**Set problem**
Return the lines below that carry the word "Windows".

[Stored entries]

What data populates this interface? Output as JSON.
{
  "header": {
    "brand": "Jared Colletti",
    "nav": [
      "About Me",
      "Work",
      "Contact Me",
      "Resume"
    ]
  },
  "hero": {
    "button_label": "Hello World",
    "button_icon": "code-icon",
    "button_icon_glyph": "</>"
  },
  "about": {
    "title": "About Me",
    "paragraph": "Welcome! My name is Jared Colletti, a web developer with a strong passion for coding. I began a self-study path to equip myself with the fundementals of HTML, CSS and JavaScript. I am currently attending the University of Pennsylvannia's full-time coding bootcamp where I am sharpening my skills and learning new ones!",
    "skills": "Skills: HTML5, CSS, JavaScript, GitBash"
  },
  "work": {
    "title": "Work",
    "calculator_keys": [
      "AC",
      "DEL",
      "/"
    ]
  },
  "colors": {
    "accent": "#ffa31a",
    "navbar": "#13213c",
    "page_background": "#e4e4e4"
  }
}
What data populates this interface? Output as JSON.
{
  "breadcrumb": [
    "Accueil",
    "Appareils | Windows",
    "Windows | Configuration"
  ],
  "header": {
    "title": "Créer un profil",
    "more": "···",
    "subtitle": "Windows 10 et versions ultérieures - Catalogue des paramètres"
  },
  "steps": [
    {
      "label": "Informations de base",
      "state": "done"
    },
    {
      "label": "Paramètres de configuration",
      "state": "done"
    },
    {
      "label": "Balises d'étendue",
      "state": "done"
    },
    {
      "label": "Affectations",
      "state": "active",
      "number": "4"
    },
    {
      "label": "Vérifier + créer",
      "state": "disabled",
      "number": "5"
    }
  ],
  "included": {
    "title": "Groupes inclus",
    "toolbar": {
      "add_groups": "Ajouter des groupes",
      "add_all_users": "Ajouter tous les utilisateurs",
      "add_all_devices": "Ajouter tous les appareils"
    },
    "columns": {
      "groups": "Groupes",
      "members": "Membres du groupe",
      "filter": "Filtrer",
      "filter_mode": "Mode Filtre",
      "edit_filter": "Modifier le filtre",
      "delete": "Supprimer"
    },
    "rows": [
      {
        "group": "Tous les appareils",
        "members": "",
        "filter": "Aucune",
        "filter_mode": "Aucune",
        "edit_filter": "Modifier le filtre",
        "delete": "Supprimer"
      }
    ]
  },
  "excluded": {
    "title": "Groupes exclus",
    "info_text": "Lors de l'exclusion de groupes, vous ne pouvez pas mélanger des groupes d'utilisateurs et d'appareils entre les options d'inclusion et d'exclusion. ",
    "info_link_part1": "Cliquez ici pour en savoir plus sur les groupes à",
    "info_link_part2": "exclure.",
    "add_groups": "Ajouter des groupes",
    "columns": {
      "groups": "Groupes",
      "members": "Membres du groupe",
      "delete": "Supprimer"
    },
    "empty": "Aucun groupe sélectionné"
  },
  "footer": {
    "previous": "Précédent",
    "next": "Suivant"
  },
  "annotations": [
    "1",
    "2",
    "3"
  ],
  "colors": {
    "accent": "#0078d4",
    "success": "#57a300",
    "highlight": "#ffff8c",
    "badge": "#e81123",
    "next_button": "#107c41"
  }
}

**Answer to this exercise**
    "Appareils | Windows",
    "Windows | Configuration"
    "subtitle": "Windows 10 et versions ultérieures - Catalogue des paramètres"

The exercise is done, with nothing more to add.